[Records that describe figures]

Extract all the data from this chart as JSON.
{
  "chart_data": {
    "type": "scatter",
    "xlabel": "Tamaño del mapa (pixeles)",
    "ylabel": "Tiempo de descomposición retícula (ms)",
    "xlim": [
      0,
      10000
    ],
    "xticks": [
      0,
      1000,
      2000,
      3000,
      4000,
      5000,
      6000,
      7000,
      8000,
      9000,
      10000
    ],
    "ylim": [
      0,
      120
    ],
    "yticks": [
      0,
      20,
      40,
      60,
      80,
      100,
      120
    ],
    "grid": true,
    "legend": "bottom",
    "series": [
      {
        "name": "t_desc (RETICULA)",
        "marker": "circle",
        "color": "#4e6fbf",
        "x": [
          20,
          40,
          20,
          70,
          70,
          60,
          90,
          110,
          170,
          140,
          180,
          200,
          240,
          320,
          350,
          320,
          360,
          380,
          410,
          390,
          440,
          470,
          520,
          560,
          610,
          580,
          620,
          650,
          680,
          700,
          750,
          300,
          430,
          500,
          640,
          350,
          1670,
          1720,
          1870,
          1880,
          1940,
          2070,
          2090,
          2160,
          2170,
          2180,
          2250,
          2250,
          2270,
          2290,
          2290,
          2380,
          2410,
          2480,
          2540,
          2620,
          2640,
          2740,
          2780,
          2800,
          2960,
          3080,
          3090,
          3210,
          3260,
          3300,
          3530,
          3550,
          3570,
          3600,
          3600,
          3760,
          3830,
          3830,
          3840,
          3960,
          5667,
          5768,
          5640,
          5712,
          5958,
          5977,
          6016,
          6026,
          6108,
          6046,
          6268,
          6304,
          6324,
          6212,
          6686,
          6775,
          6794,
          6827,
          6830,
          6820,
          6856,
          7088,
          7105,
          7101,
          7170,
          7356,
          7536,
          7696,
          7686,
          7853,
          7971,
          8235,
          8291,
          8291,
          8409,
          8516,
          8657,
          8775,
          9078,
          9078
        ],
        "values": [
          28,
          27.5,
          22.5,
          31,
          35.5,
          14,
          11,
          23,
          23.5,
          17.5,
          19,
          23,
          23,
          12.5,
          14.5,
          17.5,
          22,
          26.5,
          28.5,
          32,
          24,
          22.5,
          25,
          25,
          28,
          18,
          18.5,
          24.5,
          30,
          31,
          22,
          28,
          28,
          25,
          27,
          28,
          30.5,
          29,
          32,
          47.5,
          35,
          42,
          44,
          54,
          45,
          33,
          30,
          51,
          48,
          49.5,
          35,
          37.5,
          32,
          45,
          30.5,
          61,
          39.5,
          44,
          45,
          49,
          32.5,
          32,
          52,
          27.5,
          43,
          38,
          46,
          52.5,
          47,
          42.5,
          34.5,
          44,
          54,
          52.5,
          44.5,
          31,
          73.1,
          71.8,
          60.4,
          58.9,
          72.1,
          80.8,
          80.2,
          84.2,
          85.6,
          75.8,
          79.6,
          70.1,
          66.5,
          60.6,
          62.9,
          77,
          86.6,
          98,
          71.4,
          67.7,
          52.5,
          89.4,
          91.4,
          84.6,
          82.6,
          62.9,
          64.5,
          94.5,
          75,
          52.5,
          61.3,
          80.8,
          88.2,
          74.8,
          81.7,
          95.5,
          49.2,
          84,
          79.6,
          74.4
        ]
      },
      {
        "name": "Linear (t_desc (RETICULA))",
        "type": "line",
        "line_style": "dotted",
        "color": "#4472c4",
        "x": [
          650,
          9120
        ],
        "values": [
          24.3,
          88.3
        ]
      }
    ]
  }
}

### What is expected
Take the listing above and write it out again exactly.

### Right answer
Extract all the data from this chart as JSON.
{
  "chart_data": {
    "type": "scatter",
    "xlabel": "Tamaño del mapa (pixeles)",
    "ylabel": "Tiempo de descomposición retícula (ms)",
    "xlim": [
      0,
      10000
    ],
    "xticks": [
      0,
      1000,
      2000,
      3000,
      4000,
      5000,
      6000,
      7000,
      8000,
      9000,
      10000
    ],
    "ylim": [
      0,
      120
    ],
    "yticks": [
      0,
      20,
      40,
      60,
      80,
      100,
      120
    ],
    "grid": true,
    "legend": "bottom",
    "series": [
      {
        "name": "t_desc (RETICULA)",
        "marker": "circle",
        "color": "#4e6fbf",
        "x": [
          20,
          40,
          20,
          70,
          70,
          60,
          90,
          110,
          170,
          140,
          180,
          200,
          240,
          320,
          350,
          320,
          360,
          380,
          410,
          390,
          440,
          470,
          520,
          560,
          610,
          580,
          620,
          650,
          680,
          700,
          750,
          300,
          430,
          500,
          640,
          350,
          1670,
          1720,
          1870,
          1880,
          1940,
          2070,
          2090,
          2160,
          2170,
          2180,
          2250,
          2250,
          2270,
          2290,
          2290,
          2380,
          2410,
          2480,
          2540,
          2620,
          2640,
          2740,
          2780,
          2800,
          2960,
          3080,
          3090,
          3210,
          3260,
          3300,
          3530,
          3550,
          3570,
          3600,
          3600,
          3760,
          3830,
          3830,
          3840,
          3960,
          5667,
          5768,
          5640,
          5712,
          5958,
          5977,
          6016,
          6026,
          6108,
          6046,
          6268,
          6304,
          6324,
          6212,
          6686,
          6775,
          6794,
          6827,
          6830,
          6820,
          6856,
          7088,
          7105,
          7101,
          7170,
          7356,
          7536,
          7696,
          7686,
          7853,
          7971,
          8235,
          8291,
          8291,
          8409,
          8516,
          8657,
          8775,
          9078,
          9078
        ],
        "values": [
          28,
          27.5,
          22.5,
          31,
          35.5,
          14,
          11,
          23,
          23.5,
          17.5,
          19,
          23,
          23,
          12.5,
          14.5,
          17.5,
          22,
          26.5,
          28.5,
          32,
          24,
          22.5,
          25,
          25,
          28,
          18,
          18.5,
          24.5,
          30,
          31,
          22,
          28,
          28,
          25,
          27,
          28,
          30.5,
          29,
          32,
          47.5,
          35,
          42,
          44,
          54,
          45,
          33,
          30,
          51,
          48,
          49.5,
          35,
          37.5,
          32,
          45,
          30.5,
          61,
          39.5,
          44,
          45,
          49,
          32.5,
          32,
          52,
          27.5,
          43,
          38,
          46,
          52.5,
          47,
          42.5,
          34.5,
          44,
          54,
          52.5,
          44.5,
          31,
          73.1,
          71.8,
          60.4,
          58.9,
          72.1,
          80.8,
          80.2,
          84.2,
          85.6,
          75.8,
          79.6,
          70.1,
          66.5,
          60.6,
          62.9,
          77,
          86.6,
          98,
          71.4,
          67.7,
          52.5,
          89.4,
          91.4,
          84.6,
          82.6,
          62.9,
          64.5,
          94.5,
          75,
          52.5,
          61.3,
          80.8,
          88.2,
          74.8,
          81.7,
          95.5,
          49.2,
          84,
          79.6,
          74.4
        ]
      },
      {
        "name": "Linear (t_desc (RETICULA))",
        "type": "line",
        "line_style": "dotted",
        "color": "#4472c4",
        "x": [
          650,
          9120
        ],
        "values": [
          24.3,
          88.3
        ]
      }
    ]
  }
}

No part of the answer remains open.